WHAT YOU WILL DO: Search the listing below for "making". Copy each matching line.

* START PROVIDED INFORMATION *

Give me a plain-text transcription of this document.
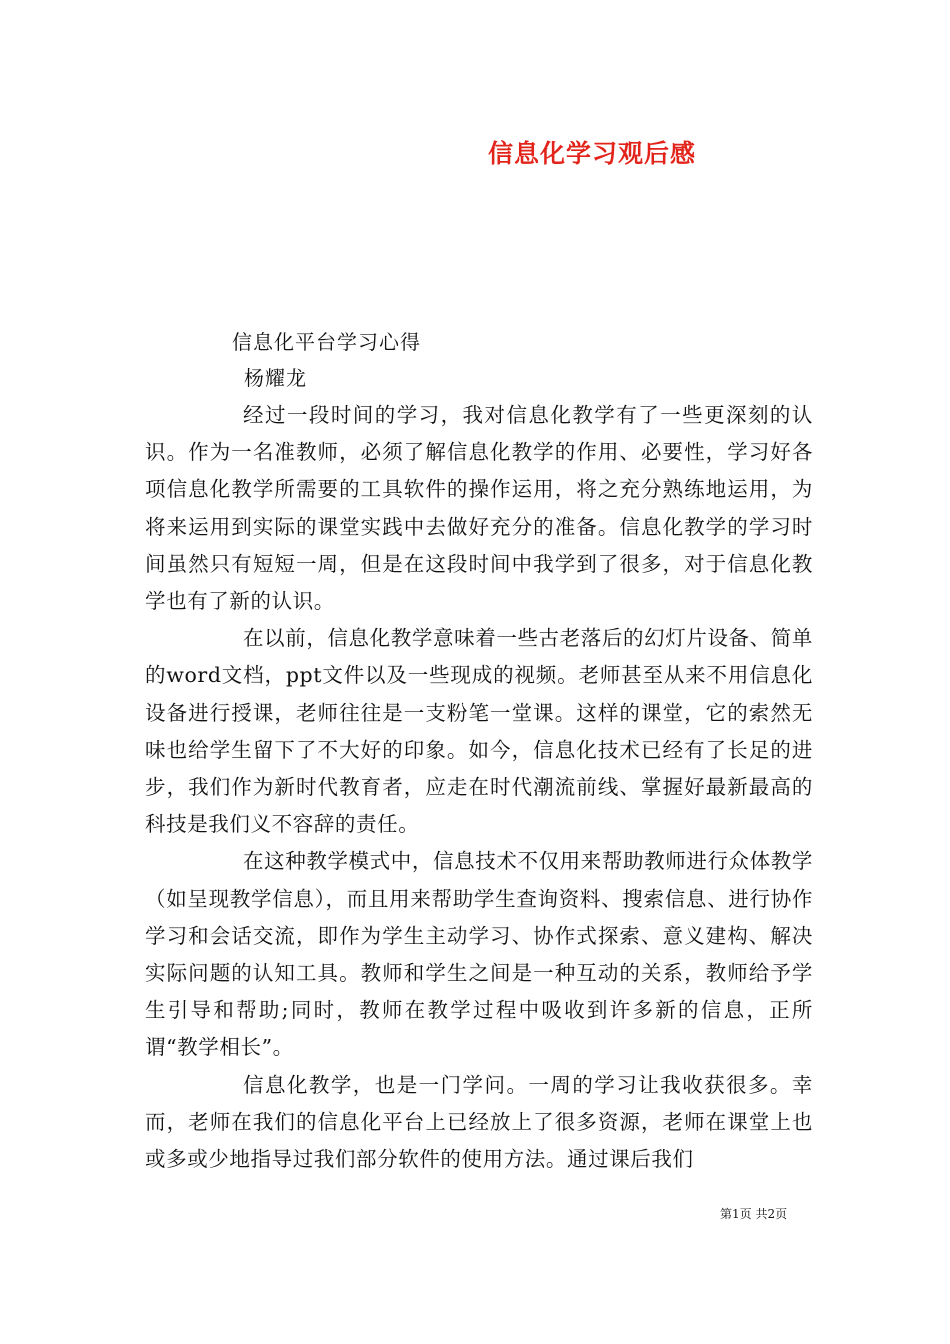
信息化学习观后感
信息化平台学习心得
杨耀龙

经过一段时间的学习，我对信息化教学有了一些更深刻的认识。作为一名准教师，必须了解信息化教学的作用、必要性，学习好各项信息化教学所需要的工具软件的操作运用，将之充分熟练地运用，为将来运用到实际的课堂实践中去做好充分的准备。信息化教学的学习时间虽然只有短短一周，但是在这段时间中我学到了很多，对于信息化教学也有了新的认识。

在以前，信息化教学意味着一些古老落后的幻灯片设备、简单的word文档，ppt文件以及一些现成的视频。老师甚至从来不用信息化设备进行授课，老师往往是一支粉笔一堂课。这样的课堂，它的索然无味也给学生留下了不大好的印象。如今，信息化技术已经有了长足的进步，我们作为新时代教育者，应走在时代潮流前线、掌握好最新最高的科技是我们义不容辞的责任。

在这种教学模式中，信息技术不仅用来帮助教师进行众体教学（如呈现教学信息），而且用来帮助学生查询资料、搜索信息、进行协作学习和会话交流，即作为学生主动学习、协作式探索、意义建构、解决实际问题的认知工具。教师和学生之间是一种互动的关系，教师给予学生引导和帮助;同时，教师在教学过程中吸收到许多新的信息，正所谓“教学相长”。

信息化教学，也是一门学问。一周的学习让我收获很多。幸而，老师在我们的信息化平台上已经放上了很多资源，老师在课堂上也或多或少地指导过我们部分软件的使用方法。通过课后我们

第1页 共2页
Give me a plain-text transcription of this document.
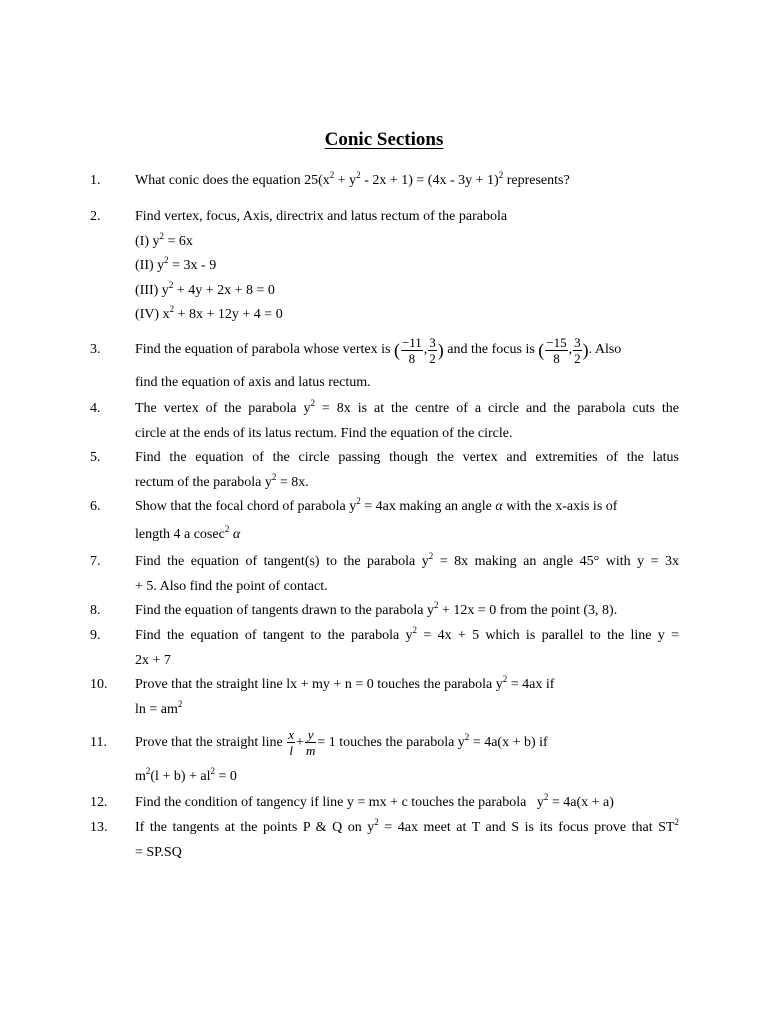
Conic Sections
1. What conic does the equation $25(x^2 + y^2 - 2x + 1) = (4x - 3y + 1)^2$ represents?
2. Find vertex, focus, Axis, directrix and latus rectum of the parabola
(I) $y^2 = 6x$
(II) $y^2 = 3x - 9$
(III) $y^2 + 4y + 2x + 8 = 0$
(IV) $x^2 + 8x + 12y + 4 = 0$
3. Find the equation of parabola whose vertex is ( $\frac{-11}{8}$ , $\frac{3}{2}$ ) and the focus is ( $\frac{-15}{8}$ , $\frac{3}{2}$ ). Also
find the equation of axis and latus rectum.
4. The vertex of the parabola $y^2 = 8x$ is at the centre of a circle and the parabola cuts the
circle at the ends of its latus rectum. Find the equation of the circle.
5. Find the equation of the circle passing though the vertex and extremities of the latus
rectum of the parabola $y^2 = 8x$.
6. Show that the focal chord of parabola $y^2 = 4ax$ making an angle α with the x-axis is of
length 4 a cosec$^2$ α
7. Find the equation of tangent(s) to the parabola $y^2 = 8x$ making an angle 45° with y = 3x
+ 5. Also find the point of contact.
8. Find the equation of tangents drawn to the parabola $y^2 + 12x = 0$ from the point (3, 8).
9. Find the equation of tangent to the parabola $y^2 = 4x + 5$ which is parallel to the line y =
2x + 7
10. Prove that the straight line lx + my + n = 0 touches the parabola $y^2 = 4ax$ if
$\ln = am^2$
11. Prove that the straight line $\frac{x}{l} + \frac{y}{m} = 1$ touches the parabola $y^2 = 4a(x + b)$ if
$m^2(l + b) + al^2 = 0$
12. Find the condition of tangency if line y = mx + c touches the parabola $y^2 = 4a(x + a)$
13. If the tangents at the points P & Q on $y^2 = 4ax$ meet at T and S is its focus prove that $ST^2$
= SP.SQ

* END PROVIDED INFORMATION *
* START PROVIDED INFORMATION *

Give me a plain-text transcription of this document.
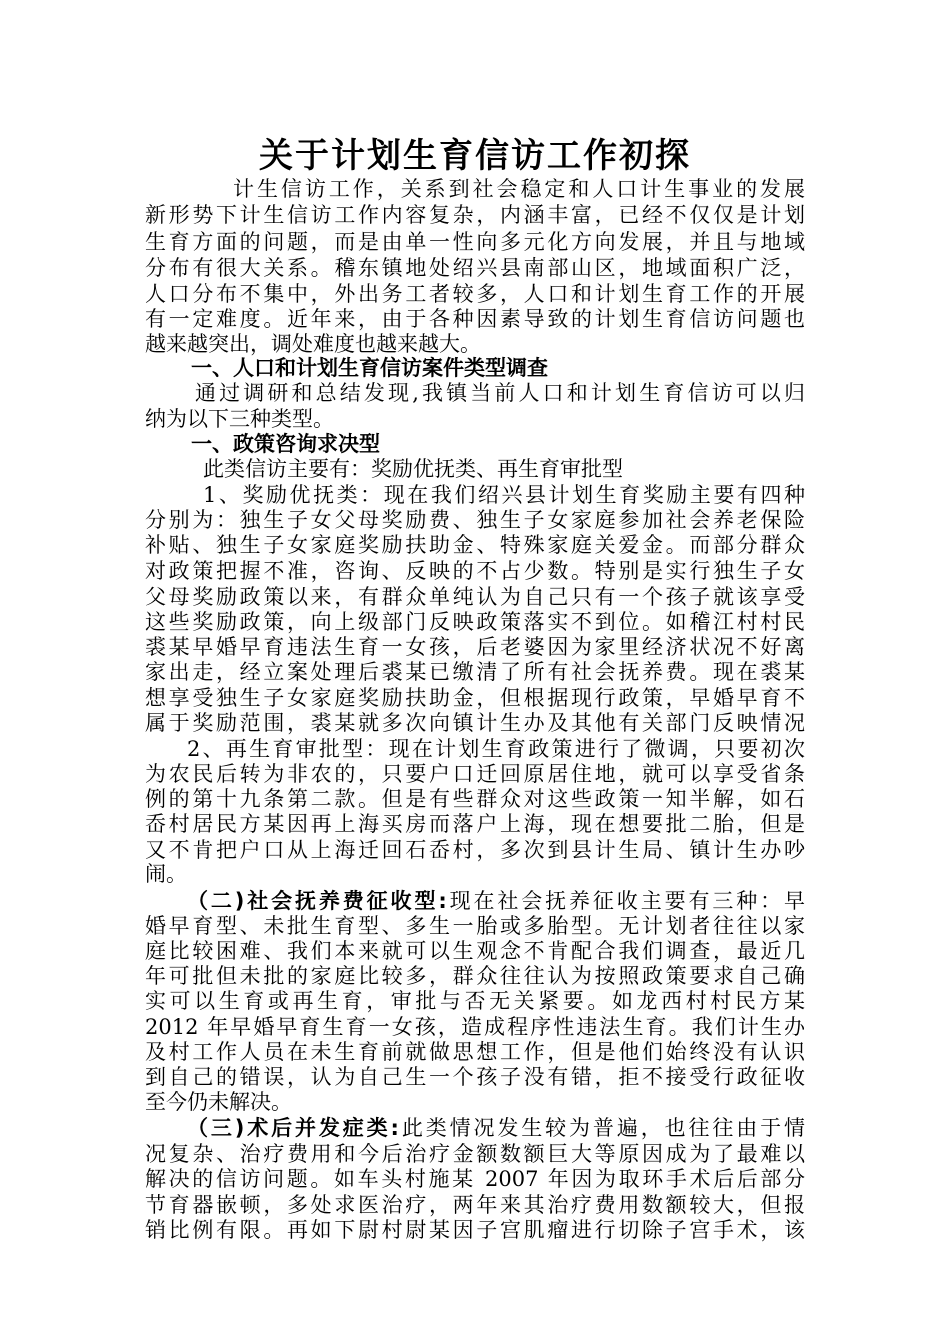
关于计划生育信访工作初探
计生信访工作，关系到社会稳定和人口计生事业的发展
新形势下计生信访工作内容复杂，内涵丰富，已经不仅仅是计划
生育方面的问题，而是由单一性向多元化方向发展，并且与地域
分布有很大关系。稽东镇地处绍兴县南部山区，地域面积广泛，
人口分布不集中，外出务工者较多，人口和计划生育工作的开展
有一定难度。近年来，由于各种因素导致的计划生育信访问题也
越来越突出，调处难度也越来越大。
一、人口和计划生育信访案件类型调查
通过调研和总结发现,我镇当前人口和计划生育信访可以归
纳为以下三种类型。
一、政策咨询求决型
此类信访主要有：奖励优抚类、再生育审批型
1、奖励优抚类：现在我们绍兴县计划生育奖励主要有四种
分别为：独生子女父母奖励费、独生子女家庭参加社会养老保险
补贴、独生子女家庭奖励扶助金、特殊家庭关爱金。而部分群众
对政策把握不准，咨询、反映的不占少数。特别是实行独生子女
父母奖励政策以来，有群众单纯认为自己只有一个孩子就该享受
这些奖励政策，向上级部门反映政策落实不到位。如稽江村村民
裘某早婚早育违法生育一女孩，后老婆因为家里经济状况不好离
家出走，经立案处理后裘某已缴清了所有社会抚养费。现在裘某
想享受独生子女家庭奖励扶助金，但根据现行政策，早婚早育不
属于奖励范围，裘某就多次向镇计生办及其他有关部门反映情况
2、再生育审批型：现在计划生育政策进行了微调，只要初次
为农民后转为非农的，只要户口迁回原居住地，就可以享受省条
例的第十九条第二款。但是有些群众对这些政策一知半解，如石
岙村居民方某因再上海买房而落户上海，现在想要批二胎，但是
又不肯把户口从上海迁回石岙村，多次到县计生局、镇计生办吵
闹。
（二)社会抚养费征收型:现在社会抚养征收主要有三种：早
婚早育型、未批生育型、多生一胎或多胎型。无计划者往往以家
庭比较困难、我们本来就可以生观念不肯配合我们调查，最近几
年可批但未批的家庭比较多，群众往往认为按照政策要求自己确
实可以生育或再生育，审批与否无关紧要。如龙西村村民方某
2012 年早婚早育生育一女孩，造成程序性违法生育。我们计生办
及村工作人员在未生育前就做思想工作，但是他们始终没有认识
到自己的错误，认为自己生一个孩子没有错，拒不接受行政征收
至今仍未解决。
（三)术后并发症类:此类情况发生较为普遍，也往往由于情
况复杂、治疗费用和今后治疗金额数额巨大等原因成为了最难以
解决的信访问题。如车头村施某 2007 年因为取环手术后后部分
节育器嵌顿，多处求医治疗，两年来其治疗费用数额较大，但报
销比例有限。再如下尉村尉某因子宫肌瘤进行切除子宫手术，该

* END PROVIDED INFORMATION *

TASK SOLUTION:
6. Show that the focal chord of parabola $y^2 = 4ax$ making an angle α with the x-axis is of
7. Find the equation of tangent(s) to the parabola $y^2 = 8x$ making an angle 45° with y = 3x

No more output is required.